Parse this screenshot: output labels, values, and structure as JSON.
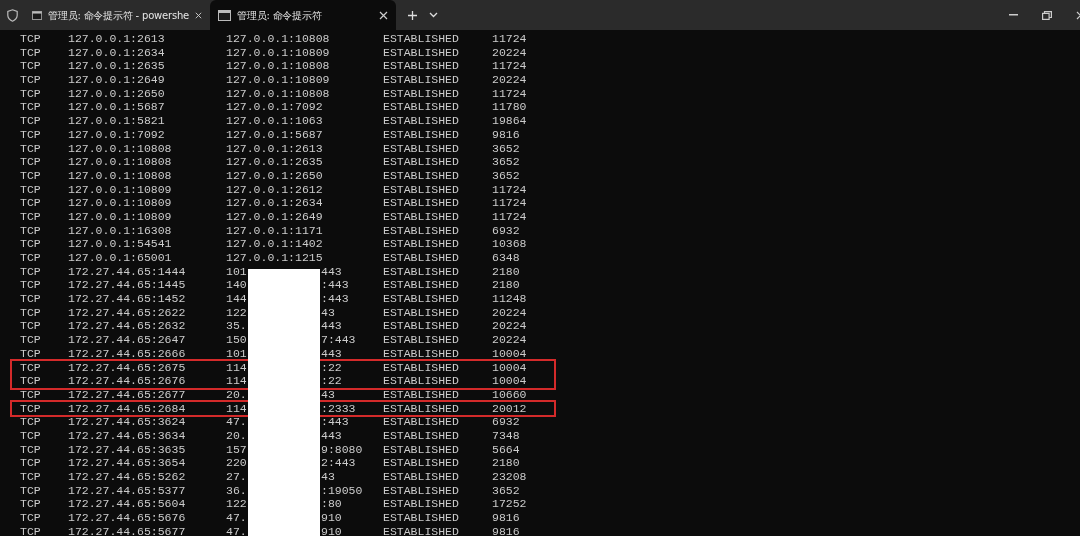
{
  "tabs": [
    {
      "title": "管理员: 命令提示符 - powershe",
      "selected": false
    },
    {
      "title": "管理员: 命令提示符",
      "selected": true
    }
  ],
  "rows": [
    {
      "proto": "TCP",
      "local": "127.0.0.1:2613",
      "foreign": [
        "127.0.0.1:10808"
      ],
      "state": "ESTABLISHED",
      "pid": "11724",
      "highlighted": false
    },
    {
      "proto": "TCP",
      "local": "127.0.0.1:2634",
      "foreign": [
        "127.0.0.1:10809"
      ],
      "state": "ESTABLISHED",
      "pid": "20224",
      "highlighted": false
    },
    {
      "proto": "TCP",
      "local": "127.0.0.1:2635",
      "foreign": [
        "127.0.0.1:10808"
      ],
      "state": "ESTABLISHED",
      "pid": "11724",
      "highlighted": false
    },
    {
      "proto": "TCP",
      "local": "127.0.0.1:2649",
      "foreign": [
        "127.0.0.1:10809"
      ],
      "state": "ESTABLISHED",
      "pid": "20224",
      "highlighted": false
    },
    {
      "proto": "TCP",
      "local": "127.0.0.1:2650",
      "foreign": [
        "127.0.0.1:10808"
      ],
      "state": "ESTABLISHED",
      "pid": "11724",
      "highlighted": false
    },
    {
      "proto": "TCP",
      "local": "127.0.0.1:5687",
      "foreign": [
        "127.0.0.1:7092"
      ],
      "state": "ESTABLISHED",
      "pid": "11780",
      "highlighted": false
    },
    {
      "proto": "TCP",
      "local": "127.0.0.1:5821",
      "foreign": [
        "127.0.0.1:1063"
      ],
      "state": "ESTABLISHED",
      "pid": "19864",
      "highlighted": false
    },
    {
      "proto": "TCP",
      "local": "127.0.0.1:7092",
      "foreign": [
        "127.0.0.1:5687"
      ],
      "state": "ESTABLISHED",
      "pid": "9816",
      "highlighted": false
    },
    {
      "proto": "TCP",
      "local": "127.0.0.1:10808",
      "foreign": [
        "127.0.0.1:2613"
      ],
      "state": "ESTABLISHED",
      "pid": "3652",
      "highlighted": false
    },
    {
      "proto": "TCP",
      "local": "127.0.0.1:10808",
      "foreign": [
        "127.0.0.1:2635"
      ],
      "state": "ESTABLISHED",
      "pid": "3652",
      "highlighted": false
    },
    {
      "proto": "TCP",
      "local": "127.0.0.1:10808",
      "foreign": [
        "127.0.0.1:2650"
      ],
      "state": "ESTABLISHED",
      "pid": "3652",
      "highlighted": false
    },
    {
      "proto": "TCP",
      "local": "127.0.0.1:10809",
      "foreign": [
        "127.0.0.1:2612"
      ],
      "state": "ESTABLISHED",
      "pid": "11724",
      "highlighted": false
    },
    {
      "proto": "TCP",
      "local": "127.0.0.1:10809",
      "foreign": [
        "127.0.0.1:2634"
      ],
      "state": "ESTABLISHED",
      "pid": "11724",
      "highlighted": false
    },
    {
      "proto": "TCP",
      "local": "127.0.0.1:10809",
      "foreign": [
        "127.0.0.1:2649"
      ],
      "state": "ESTABLISHED",
      "pid": "11724",
      "highlighted": false
    },
    {
      "proto": "TCP",
      "local": "127.0.0.1:16308",
      "foreign": [
        "127.0.0.1:1171"
      ],
      "state": "ESTABLISHED",
      "pid": "6932",
      "highlighted": false
    },
    {
      "proto": "TCP",
      "local": "127.0.0.1:54541",
      "foreign": [
        "127.0.0.1:1402"
      ],
      "state": "ESTABLISHED",
      "pid": "10368",
      "highlighted": false
    },
    {
      "proto": "TCP",
      "local": "127.0.0.1:65001",
      "foreign": [
        "127.0.0.1:1215"
      ],
      "state": "ESTABLISHED",
      "pid": "6348",
      "highlighted": false
    },
    {
      "proto": "TCP",
      "local": "172.27.44.65:1444",
      "foreign": [
        "101",
        "443"
      ],
      "state": "ESTABLISHED",
      "pid": "2180",
      "highlighted": false
    },
    {
      "proto": "TCP",
      "local": "172.27.44.65:1445",
      "foreign": [
        "140",
        ":443"
      ],
      "state": "ESTABLISHED",
      "pid": "2180",
      "highlighted": false
    },
    {
      "proto": "TCP",
      "local": "172.27.44.65:1452",
      "foreign": [
        "144",
        ":443"
      ],
      "state": "ESTABLISHED",
      "pid": "11248",
      "highlighted": false
    },
    {
      "proto": "TCP",
      "local": "172.27.44.65:2622",
      "foreign": [
        "122",
        "43"
      ],
      "state": "ESTABLISHED",
      "pid": "20224",
      "highlighted": false
    },
    {
      "proto": "TCP",
      "local": "172.27.44.65:2632",
      "foreign": [
        "35.",
        "443"
      ],
      "state": "ESTABLISHED",
      "pid": "20224",
      "highlighted": false
    },
    {
      "proto": "TCP",
      "local": "172.27.44.65:2647",
      "foreign": [
        "150",
        "7:443"
      ],
      "state": "ESTABLISHED",
      "pid": "20224",
      "highlighted": false
    },
    {
      "proto": "TCP",
      "local": "172.27.44.65:2666",
      "foreign": [
        "101",
        "443"
      ],
      "state": "ESTABLISHED",
      "pid": "10004",
      "highlighted": false
    },
    {
      "proto": "TCP",
      "local": "172.27.44.65:2675",
      "foreign": [
        "114",
        ":22"
      ],
      "state": "ESTABLISHED",
      "pid": "10004",
      "highlighted": true
    },
    {
      "proto": "TCP",
      "local": "172.27.44.65:2676",
      "foreign": [
        "114",
        ":22"
      ],
      "state": "ESTABLISHED",
      "pid": "10004",
      "highlighted": true
    },
    {
      "proto": "TCP",
      "local": "172.27.44.65:2677",
      "foreign": [
        "20.",
        "43"
      ],
      "state": "ESTABLISHED",
      "pid": "10660",
      "highlighted": false
    },
    {
      "proto": "TCP",
      "local": "172.27.44.65:2684",
      "foreign": [
        "114",
        ":2333"
      ],
      "state": "ESTABLISHED",
      "pid": "20012",
      "highlighted": true
    },
    {
      "proto": "TCP",
      "local": "172.27.44.65:3624",
      "foreign": [
        "47.",
        ":443"
      ],
      "state": "ESTABLISHED",
      "pid": "6932",
      "highlighted": false
    },
    {
      "proto": "TCP",
      "local": "172.27.44.65:3634",
      "foreign": [
        "20.",
        "443"
      ],
      "state": "ESTABLISHED",
      "pid": "7348",
      "highlighted": false
    },
    {
      "proto": "TCP",
      "local": "172.27.44.65:3635",
      "foreign": [
        "157",
        "9:8080"
      ],
      "state": "ESTABLISHED",
      "pid": "5664",
      "highlighted": false
    },
    {
      "proto": "TCP",
      "local": "172.27.44.65:3654",
      "foreign": [
        "220",
        "2:443"
      ],
      "state": "ESTABLISHED",
      "pid": "2180",
      "highlighted": false
    },
    {
      "proto": "TCP",
      "local": "172.27.44.65:5262",
      "foreign": [
        "27.",
        "43"
      ],
      "state": "ESTABLISHED",
      "pid": "23208",
      "highlighted": false
    },
    {
      "proto": "TCP",
      "local": "172.27.44.65:5377",
      "foreign": [
        "36.",
        ":19050"
      ],
      "state": "ESTABLISHED",
      "pid": "3652",
      "highlighted": false
    },
    {
      "proto": "TCP",
      "local": "172.27.44.65:5604",
      "foreign": [
        "122",
        ":80"
      ],
      "state": "ESTABLISHED",
      "pid": "17252",
      "highlighted": false
    },
    {
      "proto": "TCP",
      "local": "172.27.44.65:5676",
      "foreign": [
        "47.",
        "910"
      ],
      "state": "ESTABLISHED",
      "pid": "9816",
      "highlighted": false
    },
    {
      "proto": "TCP",
      "local": "172.27.44.65:5677",
      "foreign": [
        "47.",
        "910"
      ],
      "state": "ESTABLISHED",
      "pid": "9816",
      "highlighted": false
    }
  ]
}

▶ Exercise requirements
Tally up the lines in the records containing the word "命令提示符", then give the count and nothing else.

▶ Final answer
2